How should readers assess the competing claims of each group, seeing as they appear to be at bitter odds? That question is subject to a multitude of interpretive issues raised by the project’s stated political aims, as well as the historians’ own objectives as eminent figures – some might say gatekeepers – in the academic end of the profession.

But the debate may also be scored on its many disputed factual claims. To advance that discussion, I accordingly offer an assessment for each of the main points of contention as raised by the historians’ letter and Silverstein’s response.

1.  Was the American Revolution fought in defense of slavery?

One of the most hotly contested claims of the 1619 Project appears in its introductory essay by Nikole Hannah-Jones, who writes “one of the primary reasons the colonists decided to declare their independence from Britain was because they wanted to protect the institution of slavery.”

Hannah-Jones cites this claim to two historical events. The first is the 1772 British legal case of Somerset v. Stewart, which reasoned from English common law that a slave taken by his owner from the colonies to Great Britain could not be legally held against his will. England had never established slavery by positive law, therefore Somerset was free to go.

The second event she enlists is a late 1775 proclamation by Lord Dunmore, the colonial governor of Virginia, in which he offered freedom to slaves who would take up arms for the loyalist cause against the stirring rebellion. The measure specified that it was “appertaining to Rebels” only, thereby exempting any slaves owned by loyalists.

Hannah-Jones argues that these two events revealed that British colonial rule presented an emerging threat to the continuation of slavery, thereby providing an impetus for slave-owning Americans to support independence. The American Revolution, she contends, was motivated in large part to “ensure slavery would continue.” The five historians vigorously dispute this claimed causality, indicating that it exaggerates the influence of these events vis-à-vis better known objects of colonial ire, as stated in the Declaration of Independence.
■ ■ ■ ■ ■ ■ ■
* TASKS:
• 1. Answer these questions on the passage about the 1619 Project debate:
(a) In what year was the British legal case of Somerset v. Stewart decided?
(b) What office did Lord Dunmore hold when he issued his late 1775 proclamation?
(c) Who wrote the introductory essay of the 1619 Project?
• 2. Carry on the passage about the 1619 Project debate, picking up after its final sentence.

* Annotated element listings:
■ ■ ■ ■ ■ ■ ■
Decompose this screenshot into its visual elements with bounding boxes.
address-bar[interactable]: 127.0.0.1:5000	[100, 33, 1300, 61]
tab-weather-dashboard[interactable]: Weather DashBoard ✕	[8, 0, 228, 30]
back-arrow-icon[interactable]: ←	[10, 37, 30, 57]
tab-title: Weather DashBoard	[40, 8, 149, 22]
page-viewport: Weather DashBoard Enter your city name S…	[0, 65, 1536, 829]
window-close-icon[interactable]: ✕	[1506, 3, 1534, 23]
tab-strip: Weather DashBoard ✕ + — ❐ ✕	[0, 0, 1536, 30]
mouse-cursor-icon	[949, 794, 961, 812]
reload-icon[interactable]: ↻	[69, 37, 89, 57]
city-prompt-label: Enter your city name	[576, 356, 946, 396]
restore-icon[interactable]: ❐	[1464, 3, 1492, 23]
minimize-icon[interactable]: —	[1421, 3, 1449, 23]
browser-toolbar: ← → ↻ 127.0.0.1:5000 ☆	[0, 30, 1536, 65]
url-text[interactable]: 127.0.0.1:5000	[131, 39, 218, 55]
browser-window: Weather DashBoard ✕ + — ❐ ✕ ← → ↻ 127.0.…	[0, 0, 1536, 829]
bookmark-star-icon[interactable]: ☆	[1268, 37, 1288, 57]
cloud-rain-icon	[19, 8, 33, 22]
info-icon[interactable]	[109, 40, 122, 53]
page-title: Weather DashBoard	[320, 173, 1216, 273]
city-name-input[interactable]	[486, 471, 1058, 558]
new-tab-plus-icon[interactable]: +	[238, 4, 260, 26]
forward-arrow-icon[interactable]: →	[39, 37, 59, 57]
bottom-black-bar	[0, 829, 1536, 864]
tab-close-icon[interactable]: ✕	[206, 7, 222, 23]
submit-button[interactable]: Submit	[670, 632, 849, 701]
■ ■ ■ ■ ■ ■ ■
* ANSWERS TO THE EXERCISE:
• 1.
(a) 1772
(b) Colonial governor of Virginia
(c) Nikole Hannah-Jones

• 2.
There is a kernel of truth in Hannah-Jones’s interpretation of these events. Somerset’s case is traditionally seen as the starting point of Britain’s own struggle for emancipation, and Dunmore’s proclamation certainly provoked the ire of slaveowners in the southern colonies – although they were more likely to interpret it as an attempt to foment the threat of a slave revolt as a counterrevolutionary strategy than a sign that Britain itself would impose emancipation in the near future.

Curiously unmentioned in the dispute is a much clearer case of how the loyalist cause aligned itself with emancipation, albeit in a limited sense. As part of his evacuation of New York City in 1783, British commander Sir Guy Carleton secured the removal of over 3,000 slaves for resettlement in Nova Scotia. This action liberated more than ten times as many slaves as Dunmore’s proclamation, the earlier measure having been offered as part of an increasingly desperate bid to retain power long after colonial opinion turned against him. Carleton’s removal also became a source of recurring tensions for U.S.-British relations after the war’s settlement. Alexander Hamilton, representing New York, even presented a resolution before the Confederation Congress demanding the return of this human “property” to their former owners.

That much noted, Hannah-Jones’s argument must be assessed against the broader context of British emancipation. It is here that the five historians gain the stronger case. First, despite both its high symbolic importance and later use as a case precedent, the Somerset ruling was only narrowly applied as a matter of law. It did not portend impending emancipation across the empire, nor did its reach extend to either the American colonies or their West Indian neighbors where a much larger plantation economy still thrived.

It is also entirely unrealistic to speculate that Britain would have imposed emancipation in the American colonies had the war for independence gone the other way. We know this because Britain’s own pathway to abolition in its remaining colonies entailed a half-century battle against intense parliamentary resistance after Somerset.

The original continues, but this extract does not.